[Items listed in a dataset]
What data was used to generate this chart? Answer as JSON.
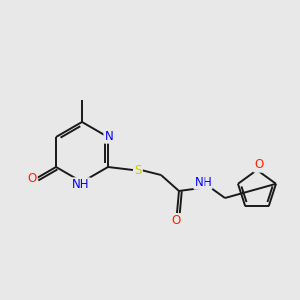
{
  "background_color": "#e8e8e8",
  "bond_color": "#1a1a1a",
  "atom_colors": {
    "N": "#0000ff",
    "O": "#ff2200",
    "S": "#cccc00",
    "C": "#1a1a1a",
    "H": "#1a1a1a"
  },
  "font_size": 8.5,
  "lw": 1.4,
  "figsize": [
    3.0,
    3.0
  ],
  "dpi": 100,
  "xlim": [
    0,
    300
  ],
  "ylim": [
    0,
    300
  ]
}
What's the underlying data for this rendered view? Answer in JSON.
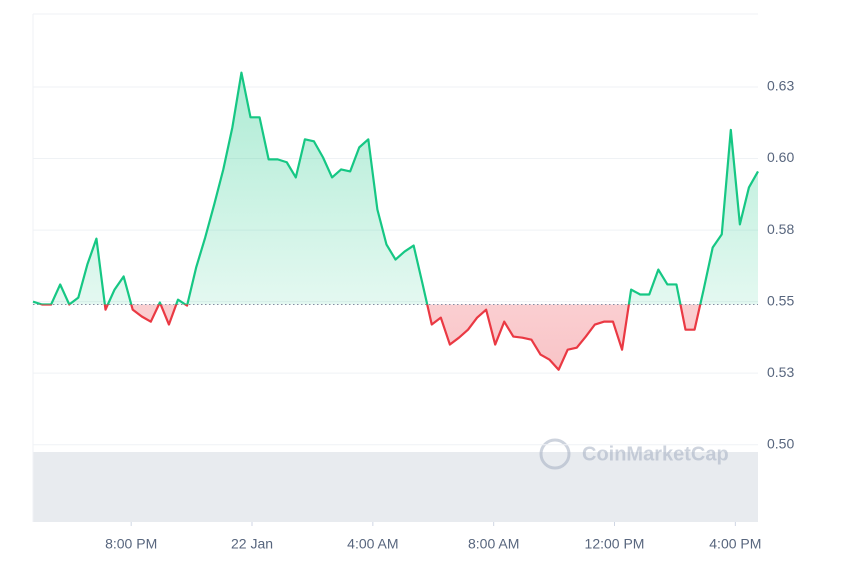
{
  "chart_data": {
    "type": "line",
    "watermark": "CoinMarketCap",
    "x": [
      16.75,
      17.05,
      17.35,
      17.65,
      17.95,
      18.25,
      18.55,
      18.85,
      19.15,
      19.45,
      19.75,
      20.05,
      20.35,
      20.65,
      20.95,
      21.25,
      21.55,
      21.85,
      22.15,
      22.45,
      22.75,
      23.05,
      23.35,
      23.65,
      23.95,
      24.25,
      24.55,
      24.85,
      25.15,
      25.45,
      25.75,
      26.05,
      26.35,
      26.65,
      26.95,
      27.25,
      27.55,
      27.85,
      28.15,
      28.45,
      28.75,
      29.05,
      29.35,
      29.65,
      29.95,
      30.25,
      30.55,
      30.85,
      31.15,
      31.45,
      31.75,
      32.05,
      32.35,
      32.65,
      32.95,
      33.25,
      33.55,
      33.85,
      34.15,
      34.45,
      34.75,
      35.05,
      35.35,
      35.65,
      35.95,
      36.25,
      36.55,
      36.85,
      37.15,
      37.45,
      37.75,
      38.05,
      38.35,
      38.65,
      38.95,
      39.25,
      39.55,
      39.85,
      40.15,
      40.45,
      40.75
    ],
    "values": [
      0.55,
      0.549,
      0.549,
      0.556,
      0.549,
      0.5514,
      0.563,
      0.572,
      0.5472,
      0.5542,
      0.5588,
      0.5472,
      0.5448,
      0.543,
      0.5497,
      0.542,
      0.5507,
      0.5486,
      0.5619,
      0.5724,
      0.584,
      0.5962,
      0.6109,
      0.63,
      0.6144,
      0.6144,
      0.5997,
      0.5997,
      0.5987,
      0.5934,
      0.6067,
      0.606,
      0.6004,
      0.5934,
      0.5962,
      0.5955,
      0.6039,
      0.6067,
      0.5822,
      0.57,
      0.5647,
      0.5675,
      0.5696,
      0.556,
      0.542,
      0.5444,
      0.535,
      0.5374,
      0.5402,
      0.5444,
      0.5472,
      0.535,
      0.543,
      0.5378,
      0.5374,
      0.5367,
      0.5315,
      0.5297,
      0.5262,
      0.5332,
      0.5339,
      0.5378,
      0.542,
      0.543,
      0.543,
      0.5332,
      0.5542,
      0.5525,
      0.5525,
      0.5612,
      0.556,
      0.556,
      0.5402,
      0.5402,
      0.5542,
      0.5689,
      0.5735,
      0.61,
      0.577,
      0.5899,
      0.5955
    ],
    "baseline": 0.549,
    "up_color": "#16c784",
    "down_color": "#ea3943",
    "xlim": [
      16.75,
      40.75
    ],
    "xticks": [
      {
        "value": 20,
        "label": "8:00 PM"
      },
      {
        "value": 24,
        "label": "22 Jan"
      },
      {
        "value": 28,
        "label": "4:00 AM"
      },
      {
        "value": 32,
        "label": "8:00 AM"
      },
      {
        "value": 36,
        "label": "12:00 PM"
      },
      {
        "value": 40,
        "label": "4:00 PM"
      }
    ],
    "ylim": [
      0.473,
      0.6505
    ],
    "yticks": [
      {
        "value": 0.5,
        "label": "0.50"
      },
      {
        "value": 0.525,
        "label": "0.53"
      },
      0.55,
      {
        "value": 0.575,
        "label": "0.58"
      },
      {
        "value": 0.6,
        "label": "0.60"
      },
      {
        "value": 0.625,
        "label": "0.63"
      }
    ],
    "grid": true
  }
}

- EXERCISE OBJECTIVE -
All of the entries above should be duplicated exactly, except for the pictures.

- TASK RESULT -
What data was used to generate this chart? Answer as JSON.
{
  "background_color": "#e8e8e8",
  "bond_color": "#1a1a1a",
  "atom_colors": {
    "N": "#0000ff",
    "O": "#ff2200",
    "S": "#cccc00",
    "C": "#1a1a1a",
    "H": "#1a1a1a"
  },
  "font_size": 8.5,
  "lw": 1.4,
  "figsize": [
    3.0,
    3.0
  ],
  "dpi": 100,
  "xlim": [
    0,
    300
  ],
  "ylim": [
    0,
    300
  ]
}
What's the underlying data for this rendered view? Answer in JSON.
{
  "chart_data": {
    "type": "line",
    "watermark": "CoinMarketCap",
    "x": [
      16.75,
      17.05,
      17.35,
      17.65,
      17.95,
      18.25,
      18.55,
      18.85,
      19.15,
      19.45,
      19.75,
      20.05,
      20.35,
      20.65,
      20.95,
      21.25,
      21.55,
      21.85,
      22.15,
      22.45,
      22.75,
      23.05,
      23.35,
      23.65,
      23.95,
      24.25,
      24.55,
      24.85,
      25.15,
      25.45,
      25.75,
      26.05,
      26.35,
      26.65,
      26.95,
      27.25,
      27.55,
      27.85,
      28.15,
      28.45,
      28.75,
      29.05,
      29.35,
      29.65,
      29.95,
      30.25,
      30.55,
      30.85,
      31.15,
      31.45,
      31.75,
      32.05,
      32.35,
      32.65,
      32.95,
      33.25,
      33.55,
      33.85,
      34.15,
      34.45,
      34.75,
      35.05,
      35.35,
      35.65,
      35.95,
      36.25,
      36.55,
      36.85,
      37.15,
      37.45,
      37.75,
      38.05,
      38.35,
      38.65,
      38.95,
      39.25,
      39.55,
      39.85,
      40.15,
      40.45,
      40.75
    ],
    "values": [
      0.55,
      0.549,
      0.549,
      0.556,
      0.549,
      0.5514,
      0.563,
      0.572,
      0.5472,
      0.5542,
      0.5588,
      0.5472,
      0.5448,
      0.543,
      0.5497,
      0.542,
      0.5507,
      0.5486,
      0.5619,
      0.5724,
      0.584,
      0.5962,
      0.6109,
      0.63,
      0.6144,
      0.6144,
      0.5997,
      0.5997,
      0.5987,
      0.5934,
      0.6067,
      0.606,
      0.6004,
      0.5934,
      0.5962,
      0.5955,
      0.6039,
      0.6067,
      0.5822,
      0.57,
      0.5647,
      0.5675,
      0.5696,
      0.556,
      0.542,
      0.5444,
      0.535,
      0.5374,
      0.5402,
      0.5444,
      0.5472,
      0.535,
      0.543,
      0.5378,
      0.5374,
      0.5367,
      0.5315,
      0.5297,
      0.5262,
      0.5332,
      0.5339,
      0.5378,
      0.542,
      0.543,
      0.543,
      0.5332,
      0.5542,
      0.5525,
      0.5525,
      0.5612,
      0.556,
      0.556,
      0.5402,
      0.5402,
      0.5542,
      0.5689,
      0.5735,
      0.61,
      0.577,
      0.5899,
      0.5955
    ],
    "baseline": 0.549,
    "up_color": "#16c784",
    "down_color": "#ea3943",
    "xlim": [
      16.75,
      40.75
    ],
    "xticks": [
      {
        "value": 20,
        "label": "8:00 PM"
      },
      {
        "value": 24,
        "label": "22 Jan"
      },
      {
        "value": 28,
        "label": "4:00 AM"
      },
      {
        "value": 32,
        "label": "8:00 AM"
      },
      {
        "value": 36,
        "label": "12:00 PM"
      },
      {
        "value": 40,
        "label": "4:00 PM"
      }
    ],
    "ylim": [
      0.473,
      0.6505
    ],
    "yticks": [
      {
        "value": 0.5,
        "label": "0.50"
      },
      {
        "value": 0.525,
        "label": "0.53"
      },
      0.55,
      {
        "value": 0.575,
        "label": "0.58"
      },
      {
        "value": 0.6,
        "label": "0.60"
      },
      {
        "value": 0.625,
        "label": "0.63"
      }
    ],
    "grid": true
  }
}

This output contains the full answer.